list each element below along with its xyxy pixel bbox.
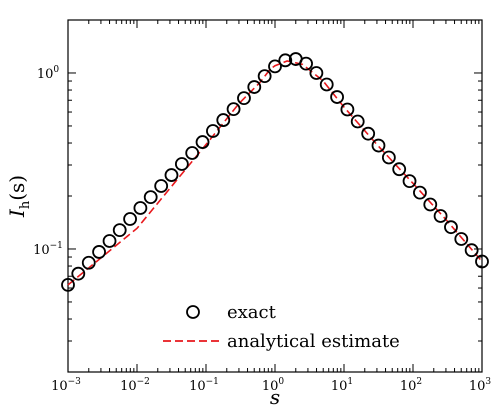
legend-exact-label: exact bbox=[227, 302, 277, 323]
exact-data-point bbox=[164, 168, 179, 182]
exact-data-point bbox=[464, 243, 479, 258]
exact-data-point bbox=[330, 90, 344, 104]
exact-data-point bbox=[257, 69, 272, 83]
exact-data-point bbox=[454, 232, 469, 246]
exact-marker-layer bbox=[61, 52, 489, 292]
exact-data-point bbox=[174, 157, 189, 171]
x-tick-label: 102 bbox=[400, 377, 422, 394]
x-tick-label: 101 bbox=[331, 377, 353, 394]
exact-data-point bbox=[361, 126, 376, 141]
exact-data-point bbox=[444, 220, 458, 235]
y-axis-ticks: 10−1 100 bbox=[33, 19, 482, 373]
x-axis-ticks: 10−3 10−2 10−1 100 101 102 103 bbox=[51, 20, 491, 394]
exact-data-point bbox=[309, 66, 324, 80]
exact-data-point bbox=[143, 190, 158, 205]
exact-data-point bbox=[278, 53, 293, 68]
exact-data-point bbox=[185, 146, 200, 160]
exact-data-point bbox=[112, 223, 127, 238]
exact-data-point bbox=[71, 266, 86, 281]
x-axis-label: s bbox=[270, 385, 280, 409]
y-axis-label: Ih(s) bbox=[5, 175, 33, 218]
exact-data-point bbox=[402, 174, 417, 189]
exact-data-point bbox=[133, 201, 148, 215]
x-tick-label: 100 bbox=[262, 377, 285, 394]
exact-data-point bbox=[206, 124, 220, 138]
x-tick-label: 10−3 bbox=[51, 377, 81, 394]
legend-exact-marker bbox=[186, 305, 200, 319]
exact-data-point bbox=[102, 234, 117, 248]
exact-data-point bbox=[247, 80, 262, 94]
exact-data-point bbox=[154, 179, 169, 193]
x-tick-label: 103 bbox=[469, 377, 492, 394]
exact-data-point bbox=[237, 91, 251, 105]
exact-data-point bbox=[392, 162, 407, 177]
exact-data-point bbox=[350, 114, 365, 129]
exact-data-point bbox=[381, 150, 396, 165]
exact-data-point bbox=[81, 255, 96, 270]
exact-data-point bbox=[226, 102, 241, 117]
legend-analytical-label: analytical estimate bbox=[227, 331, 400, 352]
analytical-estimate-line bbox=[67, 60, 483, 286]
exact-data-point bbox=[371, 138, 386, 153]
x-tick-label: 10−1 bbox=[189, 377, 219, 394]
y-tick-label: 100 bbox=[37, 65, 60, 82]
exact-data-point bbox=[195, 135, 210, 149]
legend: exact analytical estimate bbox=[163, 302, 400, 352]
exact-data-point bbox=[475, 254, 489, 269]
exact-data-point bbox=[299, 56, 313, 71]
exact-data-point bbox=[423, 197, 438, 212]
exact-data-point bbox=[61, 278, 75, 292]
exact-data-point bbox=[268, 59, 282, 74]
exact-data-point bbox=[413, 185, 427, 200]
y-tick-label: 10−1 bbox=[33, 241, 63, 258]
exact-data-point bbox=[340, 102, 355, 117]
x-tick-label: 10−2 bbox=[120, 377, 150, 394]
exact-data-point bbox=[123, 212, 137, 226]
exact-data-point bbox=[433, 209, 448, 223]
exact-data-point bbox=[319, 77, 334, 92]
exact-data-point bbox=[216, 113, 231, 127]
exact-data-point bbox=[92, 245, 106, 259]
analytical-curve-layer bbox=[67, 60, 483, 286]
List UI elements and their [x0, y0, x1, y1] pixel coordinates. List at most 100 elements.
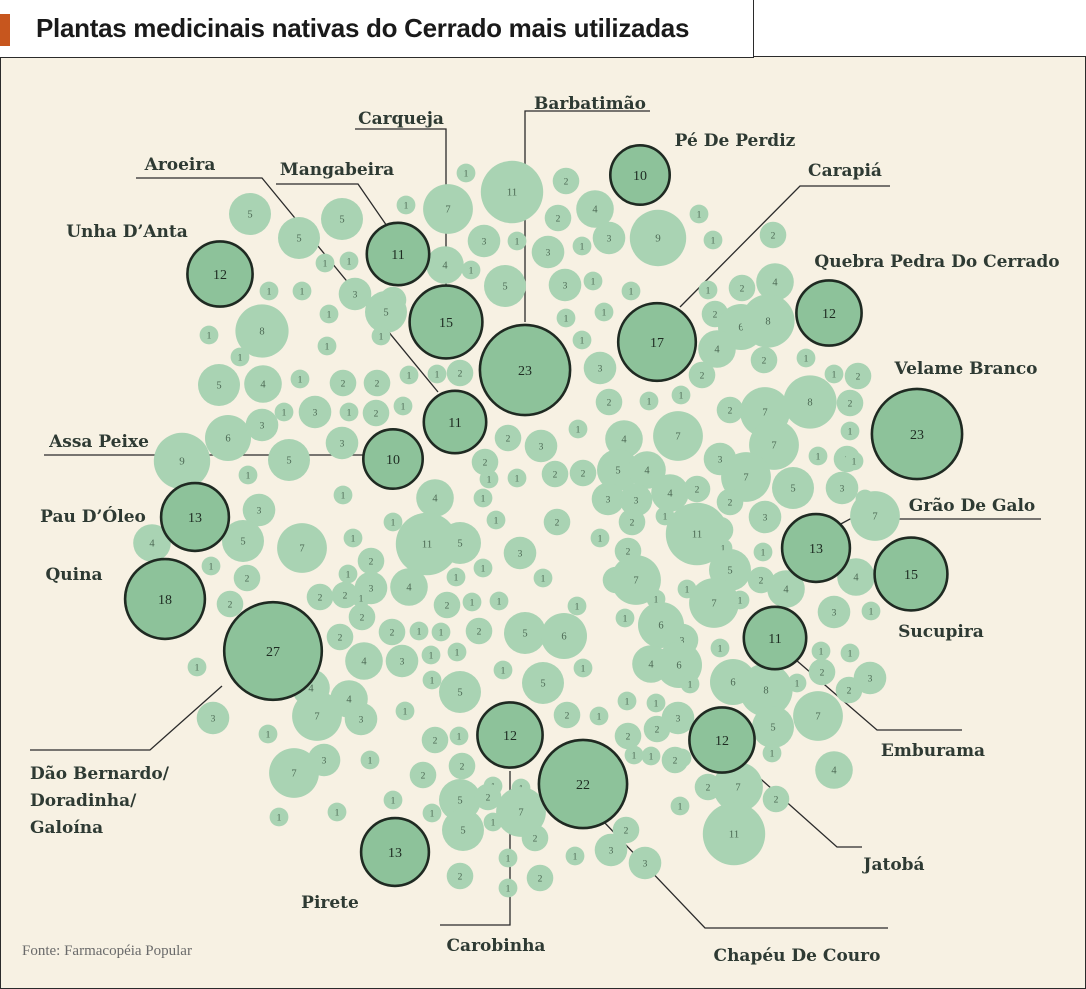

▸ WHAT YOU HAVE TO DO: Quote every line of the records above word for word, omitting the pictures.

▸ WRITTEN SOLUTION:
list each element below along with its xyxy pixel bbox.
legend-exact-label: exact bbox=[227, 302, 277, 323]
exact-data-point bbox=[164, 168, 179, 182]
exact-data-point bbox=[464, 243, 479, 258]
exact-data-point bbox=[330, 90, 344, 104]
exact-data-point bbox=[257, 69, 272, 83]
exact-data-point bbox=[454, 232, 469, 246]
exact-marker-layer bbox=[61, 52, 489, 292]
exact-data-point bbox=[174, 157, 189, 171]
x-tick-label: 102 bbox=[400, 377, 422, 394]
x-tick-label: 101 bbox=[331, 377, 353, 394]
exact-data-point bbox=[361, 126, 376, 141]
exact-data-point bbox=[444, 220, 458, 235]
y-axis-ticks: 10−1 100 bbox=[33, 19, 482, 373]
x-axis-ticks: 10−3 10−2 10−1 100 101 102 103 bbox=[51, 20, 491, 394]
exact-data-point bbox=[309, 66, 324, 80]
exact-data-point bbox=[143, 190, 158, 205]
exact-data-point bbox=[278, 53, 293, 68]
exact-data-point bbox=[185, 146, 200, 160]
exact-data-point bbox=[112, 223, 127, 238]
exact-data-point bbox=[71, 266, 86, 281]
x-axis-label: s bbox=[270, 385, 280, 409]
y-axis-label: Ih(s) bbox=[5, 175, 33, 218]
exact-data-point bbox=[402, 174, 417, 189]
exact-data-point bbox=[133, 201, 148, 215]
x-tick-label: 100 bbox=[262, 377, 285, 394]
exact-data-point bbox=[206, 124, 220, 138]
x-tick-label: 10−3 bbox=[51, 377, 81, 394]
legend-exact-marker bbox=[186, 305, 200, 319]
exact-data-point bbox=[102, 234, 117, 248]
exact-data-point bbox=[247, 80, 262, 94]
exact-data-point bbox=[154, 179, 169, 193]
x-tick-label: 103 bbox=[469, 377, 492, 394]
exact-data-point bbox=[237, 91, 251, 105]
exact-data-point bbox=[392, 162, 407, 177]
exact-data-point bbox=[350, 114, 365, 129]
exact-data-point bbox=[381, 150, 396, 165]
exact-data-point bbox=[81, 255, 96, 270]
exact-data-point bbox=[226, 102, 241, 117]
legend-analytical-label: analytical estimate bbox=[227, 331, 400, 352]
analytical-estimate-line bbox=[67, 60, 483, 286]
exact-data-point bbox=[371, 138, 386, 153]
x-tick-label: 10−1 bbox=[189, 377, 219, 394]
y-tick-label: 100 bbox=[37, 65, 60, 82]
exact-data-point bbox=[195, 135, 210, 149]
legend: exact analytical estimate bbox=[163, 302, 400, 352]
exact-data-point bbox=[475, 254, 489, 269]
exact-data-point bbox=[299, 56, 313, 71]
exact-data-point bbox=[423, 197, 438, 212]
exact-data-point bbox=[61, 278, 75, 292]
exact-data-point bbox=[268, 59, 282, 74]
exact-data-point bbox=[413, 185, 427, 200]
y-tick-label: 10−1 bbox=[33, 241, 63, 258]
exact-data-point bbox=[340, 102, 355, 117]
x-tick-label: 10−2 bbox=[120, 377, 150, 394]
exact-data-point bbox=[123, 212, 137, 226]
exact-data-point bbox=[433, 209, 448, 223]
exact-data-point bbox=[319, 77, 334, 92]
exact-data-point bbox=[216, 113, 231, 127]
exact-data-point bbox=[92, 245, 106, 259]
analytical-curve-layer bbox=[67, 60, 483, 286]
List UI elements and their [x0, y0, x1, y1] pixel coordinates. List at most 100 elements.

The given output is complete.